Goal – Copy out all the data, word for word.

Material provided –
━━━━━━━━━━

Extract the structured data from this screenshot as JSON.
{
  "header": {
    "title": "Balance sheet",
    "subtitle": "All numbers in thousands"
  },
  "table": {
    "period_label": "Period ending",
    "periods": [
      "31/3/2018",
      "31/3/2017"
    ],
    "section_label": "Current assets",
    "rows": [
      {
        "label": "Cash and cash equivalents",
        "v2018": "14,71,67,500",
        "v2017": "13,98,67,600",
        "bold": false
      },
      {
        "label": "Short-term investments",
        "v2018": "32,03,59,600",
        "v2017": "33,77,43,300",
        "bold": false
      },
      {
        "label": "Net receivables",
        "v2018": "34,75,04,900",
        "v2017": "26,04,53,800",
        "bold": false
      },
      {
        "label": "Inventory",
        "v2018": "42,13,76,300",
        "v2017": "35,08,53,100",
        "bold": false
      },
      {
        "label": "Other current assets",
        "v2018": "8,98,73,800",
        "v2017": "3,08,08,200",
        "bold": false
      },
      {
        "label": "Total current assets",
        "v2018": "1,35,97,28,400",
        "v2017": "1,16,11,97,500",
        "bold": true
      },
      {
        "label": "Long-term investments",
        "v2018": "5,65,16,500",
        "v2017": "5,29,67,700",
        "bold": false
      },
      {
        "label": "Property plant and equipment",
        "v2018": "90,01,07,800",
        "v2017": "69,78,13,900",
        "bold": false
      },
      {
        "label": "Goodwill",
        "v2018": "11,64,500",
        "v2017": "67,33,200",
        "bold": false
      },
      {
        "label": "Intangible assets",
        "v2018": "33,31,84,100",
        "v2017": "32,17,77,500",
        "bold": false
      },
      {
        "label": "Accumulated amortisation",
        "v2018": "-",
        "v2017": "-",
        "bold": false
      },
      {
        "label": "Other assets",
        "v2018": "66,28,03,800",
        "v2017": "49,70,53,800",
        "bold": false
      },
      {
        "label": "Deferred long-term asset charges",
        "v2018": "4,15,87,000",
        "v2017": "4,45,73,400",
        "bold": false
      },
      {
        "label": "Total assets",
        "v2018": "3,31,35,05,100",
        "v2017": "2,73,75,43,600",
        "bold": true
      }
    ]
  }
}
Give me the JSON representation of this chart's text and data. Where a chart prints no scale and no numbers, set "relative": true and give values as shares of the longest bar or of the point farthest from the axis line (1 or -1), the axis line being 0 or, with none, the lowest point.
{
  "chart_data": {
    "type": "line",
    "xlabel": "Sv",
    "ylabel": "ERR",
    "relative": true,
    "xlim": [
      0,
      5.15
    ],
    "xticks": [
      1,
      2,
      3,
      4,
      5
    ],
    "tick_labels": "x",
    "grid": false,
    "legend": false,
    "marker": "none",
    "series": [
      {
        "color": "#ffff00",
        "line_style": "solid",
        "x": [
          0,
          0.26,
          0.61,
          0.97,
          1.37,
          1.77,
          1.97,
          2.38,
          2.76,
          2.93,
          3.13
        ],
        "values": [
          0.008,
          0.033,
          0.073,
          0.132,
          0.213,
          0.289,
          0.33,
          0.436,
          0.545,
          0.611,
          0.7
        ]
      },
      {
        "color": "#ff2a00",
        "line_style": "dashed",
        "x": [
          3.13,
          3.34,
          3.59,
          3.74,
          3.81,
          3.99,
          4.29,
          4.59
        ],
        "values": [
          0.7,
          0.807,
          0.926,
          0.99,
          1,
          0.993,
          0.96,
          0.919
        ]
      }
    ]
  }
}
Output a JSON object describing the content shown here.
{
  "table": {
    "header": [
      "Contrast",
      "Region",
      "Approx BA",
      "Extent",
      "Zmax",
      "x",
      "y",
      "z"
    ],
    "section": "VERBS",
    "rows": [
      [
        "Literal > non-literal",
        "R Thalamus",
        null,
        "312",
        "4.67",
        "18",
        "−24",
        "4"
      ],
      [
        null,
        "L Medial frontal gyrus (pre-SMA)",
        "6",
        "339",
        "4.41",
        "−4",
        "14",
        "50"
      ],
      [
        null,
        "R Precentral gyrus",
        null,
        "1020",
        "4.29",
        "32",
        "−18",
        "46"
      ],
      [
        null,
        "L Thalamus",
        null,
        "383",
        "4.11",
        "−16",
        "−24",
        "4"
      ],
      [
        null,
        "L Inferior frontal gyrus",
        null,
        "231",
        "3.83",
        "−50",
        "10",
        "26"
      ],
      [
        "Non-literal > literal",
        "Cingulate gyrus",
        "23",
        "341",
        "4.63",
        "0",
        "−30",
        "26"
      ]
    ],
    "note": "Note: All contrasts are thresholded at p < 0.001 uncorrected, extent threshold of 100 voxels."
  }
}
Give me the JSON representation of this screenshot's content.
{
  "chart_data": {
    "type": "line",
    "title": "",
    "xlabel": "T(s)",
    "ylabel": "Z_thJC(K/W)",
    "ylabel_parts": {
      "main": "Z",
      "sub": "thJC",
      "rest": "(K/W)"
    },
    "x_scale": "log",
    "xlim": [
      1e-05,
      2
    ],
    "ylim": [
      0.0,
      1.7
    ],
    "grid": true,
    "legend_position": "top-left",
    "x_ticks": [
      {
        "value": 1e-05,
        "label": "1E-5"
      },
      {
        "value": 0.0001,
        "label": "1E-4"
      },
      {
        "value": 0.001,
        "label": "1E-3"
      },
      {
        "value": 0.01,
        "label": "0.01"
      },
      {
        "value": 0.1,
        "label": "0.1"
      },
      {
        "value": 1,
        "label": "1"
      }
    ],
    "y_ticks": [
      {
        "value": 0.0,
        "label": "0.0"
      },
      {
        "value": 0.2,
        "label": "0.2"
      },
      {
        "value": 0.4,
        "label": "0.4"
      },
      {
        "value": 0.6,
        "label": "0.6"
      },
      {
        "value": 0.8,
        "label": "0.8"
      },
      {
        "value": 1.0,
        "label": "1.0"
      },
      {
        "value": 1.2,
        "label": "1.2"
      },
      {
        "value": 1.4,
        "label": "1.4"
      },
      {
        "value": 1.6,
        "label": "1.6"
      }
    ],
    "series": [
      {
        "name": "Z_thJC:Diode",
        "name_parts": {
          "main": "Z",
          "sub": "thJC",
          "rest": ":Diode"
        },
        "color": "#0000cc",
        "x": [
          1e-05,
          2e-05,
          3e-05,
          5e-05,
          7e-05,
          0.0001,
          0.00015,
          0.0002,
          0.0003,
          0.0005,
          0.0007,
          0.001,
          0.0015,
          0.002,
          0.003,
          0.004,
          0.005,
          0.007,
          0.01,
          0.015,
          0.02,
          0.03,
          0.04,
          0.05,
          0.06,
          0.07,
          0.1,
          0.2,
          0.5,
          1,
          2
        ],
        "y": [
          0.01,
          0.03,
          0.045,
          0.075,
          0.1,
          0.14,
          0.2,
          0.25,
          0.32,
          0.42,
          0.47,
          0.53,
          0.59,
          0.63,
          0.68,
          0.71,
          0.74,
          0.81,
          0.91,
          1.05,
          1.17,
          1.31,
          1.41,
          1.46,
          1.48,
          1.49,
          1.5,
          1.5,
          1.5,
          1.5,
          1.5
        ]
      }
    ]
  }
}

━━━━━━━━━━

Response to this exercise –
Extract the structured data from this screenshot as JSON.
{
  "header": {
    "title": "Balance sheet",
    "subtitle": "All numbers in thousands"
  },
  "table": {
    "period_label": "Period ending",
    "periods": [
      "31/3/2018",
      "31/3/2017"
    ],
    "section_label": "Current assets",
    "rows": [
      {
        "label": "Cash and cash equivalents",
        "v2018": "14,71,67,500",
        "v2017": "13,98,67,600",
        "bold": false
      },
      {
        "label": "Short-term investments",
        "v2018": "32,03,59,600",
        "v2017": "33,77,43,300",
        "bold": false
      },
      {
        "label": "Net receivables",
        "v2018": "34,75,04,900",
        "v2017": "26,04,53,800",
        "bold": false
      },
      {
        "label": "Inventory",
        "v2018": "42,13,76,300",
        "v2017": "35,08,53,100",
        "bold": false
      },
      {
        "label": "Other current assets",
        "v2018": "8,98,73,800",
        "v2017": "3,08,08,200",
        "bold": false
      },
      {
        "label": "Total current assets",
        "v2018": "1,35,97,28,400",
        "v2017": "1,16,11,97,500",
        "bold": true
      },
      {
        "label": "Long-term investments",
        "v2018": "5,65,16,500",
        "v2017": "5,29,67,700",
        "bold": false
      },
      {
        "label": "Property plant and equipment",
        "v2018": "90,01,07,800",
        "v2017": "69,78,13,900",
        "bold": false
      },
      {
        "label": "Goodwill",
        "v2018": "11,64,500",
        "v2017": "67,33,200",
        "bold": false
      },
      {
        "label": "Intangible assets",
        "v2018": "33,31,84,100",
        "v2017": "32,17,77,500",
        "bold": false
      },
      {
        "label": "Accumulated amortisation",
        "v2018": "-",
        "v2017": "-",
        "bold": false
      },
      {
        "label": "Other assets",
        "v2018": "66,28,03,800",
        "v2017": "49,70,53,800",
        "bold": false
      },
      {
        "label": "Deferred long-term asset charges",
        "v2018": "4,15,87,000",
        "v2017": "4,45,73,400",
        "bold": false
      },
      {
        "label": "Total assets",
        "v2018": "3,31,35,05,100",
        "v2017": "2,73,75,43,600",
        "bold": true
      }
    ]
  }
}
Give me the JSON representation of this chart's text and data. Where a chart prints no scale and no numbers, set "relative": true and give values as shares of the longest bar or of the point farthest from the axis line (1 or -1), the axis line being 0 or, with none, the lowest point.
{
  "chart_data": {
    "type": "line",
    "xlabel": "Sv",
    "ylabel": "ERR",
    "relative": true,
    "xlim": [
      0,
      5.15
    ],
    "xticks": [
      1,
      2,
      3,
      4,
      5
    ],
    "tick_labels": "x",
    "grid": false,
    "legend": false,
    "marker": "none",
    "series": [
      {
        "color": "#ffff00",
        "line_style": "solid",
        "x": [
          0,
          0.26,
          0.61,
          0.97,
          1.37,
          1.77,
          1.97,
          2.38,
          2.76,
          2.93,
          3.13
        ],
        "values": [
          0.008,
          0.033,
          0.073,
          0.132,
          0.213,
          0.289,
          0.33,
          0.436,
          0.545,
          0.611,
          0.7
        ]
      },
      {
        "color": "#ff2a00",
        "line_style": "dashed",
        "x": [
          3.13,
          3.34,
          3.59,
          3.74,
          3.81,
          3.99,
          4.29,
          4.59
        ],
        "values": [
          0.7,
          0.807,
          0.926,
          0.99,
          1,
          0.993,
          0.96,
          0.919
        ]
      }
    ]
  }
}
Output a JSON object describing the content shown here.
{
  "table": {
    "header": [
      "Contrast",
      "Region",
      "Approx BA",
      "Extent",
      "Zmax",
      "x",
      "y",
      "z"
    ],
    "section": "VERBS",
    "rows": [
      [
        "Literal > non-literal",
        "R Thalamus",
        null,
        "312",
        "4.67",
        "18",
        "−24",
        "4"
      ],
      [
        null,
        "L Medial frontal gyrus (pre-SMA)",
        "6",
        "339",
        "4.41",
        "−4",
        "14",
        "50"
      ],
      [
        null,
        "R Precentral gyrus",
        null,
        "1020",
        "4.29",
        "32",
        "−18",
        "46"
      ],
      [
        null,
        "L Thalamus",
        null,
        "383",
        "4.11",
        "−16",
        "−24",
        "4"
      ],
      [
        null,
        "L Inferior frontal gyrus",
        null,
        "231",
        "3.83",
        "−50",
        "10",
        "26"
      ],
      [
        "Non-literal > literal",
        "Cingulate gyrus",
        "23",
        "341",
        "4.63",
        "0",
        "−30",
        "26"
      ]
    ],
    "note": "Note: All contrasts are thresholded at p < 0.001 uncorrected, extent threshold of 100 voxels."
  }
}
Give me the JSON representation of this screenshot's content.
{
  "chart_data": {
    "type": "line",
    "title": "",
    "xlabel": "T(s)",
    "ylabel": "Z_thJC(K/W)",
    "ylabel_parts": {
      "main": "Z",
      "sub": "thJC",
      "rest": "(K/W)"
    },
    "x_scale": "log",
    "xlim": [
      1e-05,
      2
    ],
    "ylim": [
      0.0,
      1.7
    ],
    "grid": true,
    "legend_position": "top-left",
    "x_ticks": [
      {
        "value": 1e-05,
        "label": "1E-5"
      },
      {
        "value": 0.0001,
        "label": "1E-4"
      },
      {
        "value": 0.001,
        "label": "1E-3"
      },
      {
        "value": 0.01,
        "label": "0.01"
      },
      {
        "value": 0.1,
        "label": "0.1"
      },
      {
        "value": 1,
        "label": "1"
      }
    ],
    "y_ticks": [
      {
        "value": 0.0,
        "label": "0.0"
      },
      {
        "value": 0.2,
        "label": "0.2"
      },
      {
        "value": 0.4,
        "label": "0.4"
      },
      {
        "value": 0.6,
        "label": "0.6"
      },
      {
        "value": 0.8,
        "label": "0.8"
      },
      {
        "value": 1.0,
        "label": "1.0"
      },
      {
        "value": 1.2,
        "label": "1.2"
      },
      {
        "value": 1.4,
        "label": "1.4"
      },
      {
        "value": 1.6,
        "label": "1.6"
      }
    ],
    "series": [
      {
        "name": "Z_thJC:Diode",
        "name_parts": {
          "main": "Z",
          "sub": "thJC",
          "rest": ":Diode"
        },
        "color": "#0000cc",
        "x": [
          1e-05,
          2e-05,
          3e-05,
          5e-05,
          7e-05,
          0.0001,
          0.00015,
          0.0002,
          0.0003,
          0.0005,
          0.0007,
          0.001,
          0.0015,
          0.002,
          0.003,
          0.004,
          0.005,
          0.007,
          0.01,
          0.015,
          0.02,
          0.03,
          0.04,
          0.05,
          0.06,
          0.07,
          0.1,
          0.2,
          0.5,
          1,
          2
        ],
        "y": [
          0.01,
          0.03,
          0.045,
          0.075,
          0.1,
          0.14,
          0.2,
          0.25,
          0.32,
          0.42,
          0.47,
          0.53,
          0.59,
          0.63,
          0.68,
          0.71,
          0.74,
          0.81,
          0.91,
          1.05,
          1.17,
          1.31,
          1.41,
          1.46,
          1.48,
          1.49,
          1.5,
          1.5,
          1.5,
          1.5,
          1.5
        ]
      }
    ]
  }
}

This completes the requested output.